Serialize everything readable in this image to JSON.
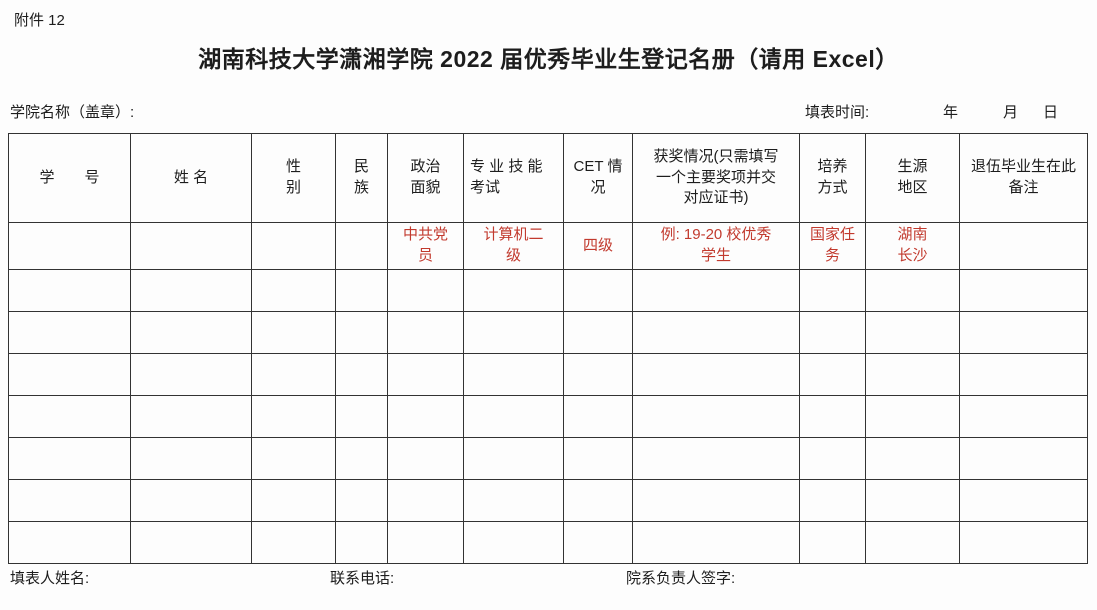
{
  "page": {
    "attachment_label": "附件 12",
    "title": "湖南科技大学潇湘学院 2022 届优秀毕业生登记名册（请用 Excel）",
    "college_name_label": "学院名称（盖章）:",
    "fill_time": {
      "label": "填表时间:",
      "year": "年",
      "month": "月",
      "day": "日"
    }
  },
  "table": {
    "columns": [
      {
        "label": "学　　号"
      },
      {
        "label": "姓 名"
      },
      {
        "label": "性\n别"
      },
      {
        "label": "民\n族"
      },
      {
        "label": "政治\n面貌"
      },
      {
        "label": "专 业 技 能\n考试"
      },
      {
        "label": "CET 情\n况"
      },
      {
        "label": "获奖情况(只需填写\n一个主要奖项并交\n对应证书)"
      },
      {
        "label": "培养\n方式"
      },
      {
        "label": "生源\n地区"
      },
      {
        "label": "退伍毕业生在此\n备注"
      }
    ],
    "example_row": {
      "cells": [
        "",
        "",
        "",
        "",
        "中共党\n员",
        "计算机二\n级",
        "四级",
        "例: 19-20 校优秀\n学生",
        "国家任\n务",
        "湖南\n长沙",
        ""
      ]
    },
    "empty_row_count": 7
  },
  "footer": {
    "preparer_label": "填表人姓名:",
    "phone_label": "联系电话:",
    "signer_label": "院系负责人签字:"
  },
  "colors": {
    "example_text": "#c23a2e",
    "border": "#333333",
    "text": "#1d1d1d",
    "background": "#fdfdfd"
  }
}
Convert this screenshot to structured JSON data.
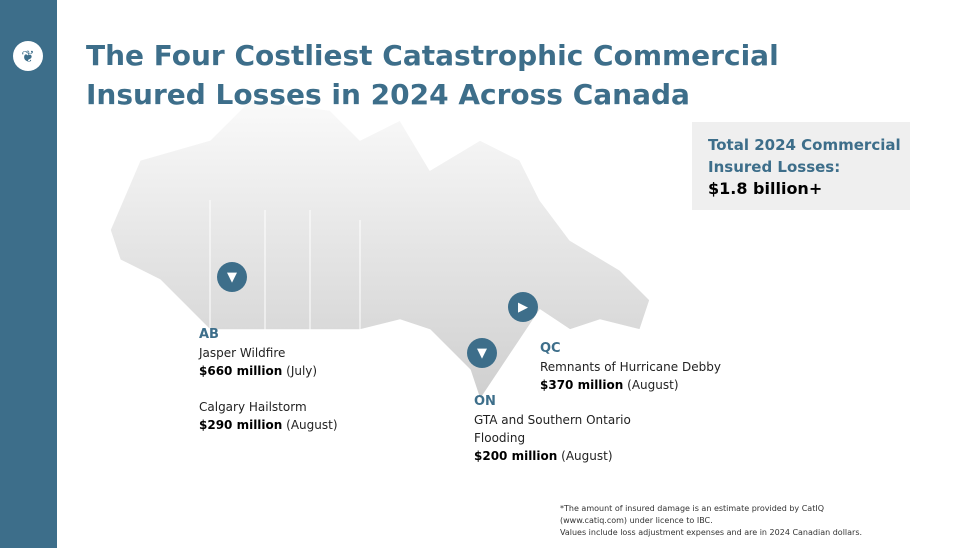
{
  "title": "The Four Costliest Catastrophic Commercial Insured Losses in 2024 Across Canada",
  "total": {
    "label1": "Total 2024 Commercial",
    "label2": "Insured Losses:",
    "value": "$1.8 billion+"
  },
  "ab": {
    "province": "AB",
    "event1": "Jasper Wildfire",
    "amount1": "$660 million",
    "when1": " (July)",
    "event2": "Calgary Hailstorm",
    "amount2": "$290 million",
    "when2": " (August)"
  },
  "qc": {
    "province": "QC",
    "event": "Remnants of Hurricane Debby",
    "amount": "$370 million",
    "when": " (August)"
  },
  "on": {
    "province": "ON",
    "event1": "GTA and Southern Ontario",
    "event2": "Flooding",
    "amount": "$200 million",
    "when": " (August)"
  },
  "note": [
    "*The amount of insured damage is an estimate provided by CatIQ",
    "(www.catiq.com) under licence to IBC.",
    "Values include loss adjustment expenses and are in 2024 Canadian dollars."
  ],
  "colors": {
    "accent": "#3d6e8a"
  }
}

----------

(GOAL)
Leave out the pictures and transcribe everything else exactly.

(RESULT)
Serialize everything readable in this image to JSON.
{
  "page": {
    "attachment_label": "附件 12",
    "title": "湖南科技大学潇湘学院 2022 届优秀毕业生登记名册（请用 Excel）",
    "college_name_label": "学院名称（盖章）:",
    "fill_time": {
      "label": "填表时间:",
      "year": "年",
      "month": "月",
      "day": "日"
    }
  },
  "table": {
    "columns": [
      {
        "label": "学　　号"
      },
      {
        "label": "姓 名"
      },
      {
        "label": "性\n别"
      },
      {
        "label": "民\n族"
      },
      {
        "label": "政治\n面貌"
      },
      {
        "label": "专 业 技 能\n考试"
      },
      {
        "label": "CET 情\n况"
      },
      {
        "label": "获奖情况(只需填写\n一个主要奖项并交\n对应证书)"
      },
      {
        "label": "培养\n方式"
      },
      {
        "label": "生源\n地区"
      },
      {
        "label": "退伍毕业生在此\n备注"
      }
    ],
    "example_row": {
      "cells": [
        "",
        "",
        "",
        "",
        "中共党\n员",
        "计算机二\n级",
        "四级",
        "例: 19-20 校优秀\n学生",
        "国家任\n务",
        "湖南\n长沙",
        ""
      ]
    },
    "empty_row_count": 7
  },
  "footer": {
    "preparer_label": "填表人姓名:",
    "phone_label": "联系电话:",
    "signer_label": "院系负责人签字:"
  },
  "colors": {
    "example_text": "#c23a2e",
    "border": "#333333",
    "text": "#1d1d1d",
    "background": "#fdfdfd"
  }
}
Convert this screenshot to structured JSON data.
{
  "title": "The Four Costliest Catastrophic Commercial Insured Losses in 2024 Across Canada",
  "total": {
    "label1": "Total 2024 Commercial",
    "label2": "Insured Losses:",
    "value": "$1.8 billion+"
  },
  "ab": {
    "province": "AB",
    "event1": "Jasper Wildfire",
    "amount1": "$660 million",
    "when1": " (July)",
    "event2": "Calgary Hailstorm",
    "amount2": "$290 million",
    "when2": " (August)"
  },
  "qc": {
    "province": "QC",
    "event": "Remnants of Hurricane Debby",
    "amount": "$370 million",
    "when": " (August)"
  },
  "on": {
    "province": "ON",
    "event1": "GTA and Southern Ontario",
    "event2": "Flooding",
    "amount": "$200 million",
    "when": " (August)"
  },
  "note": [
    "*The amount of insured damage is an estimate provided by CatIQ",
    "(www.catiq.com) under licence to IBC.",
    "Values include loss adjustment expenses and are in 2024 Canadian dollars."
  ],
  "colors": {
    "accent": "#3d6e8a"
  }
}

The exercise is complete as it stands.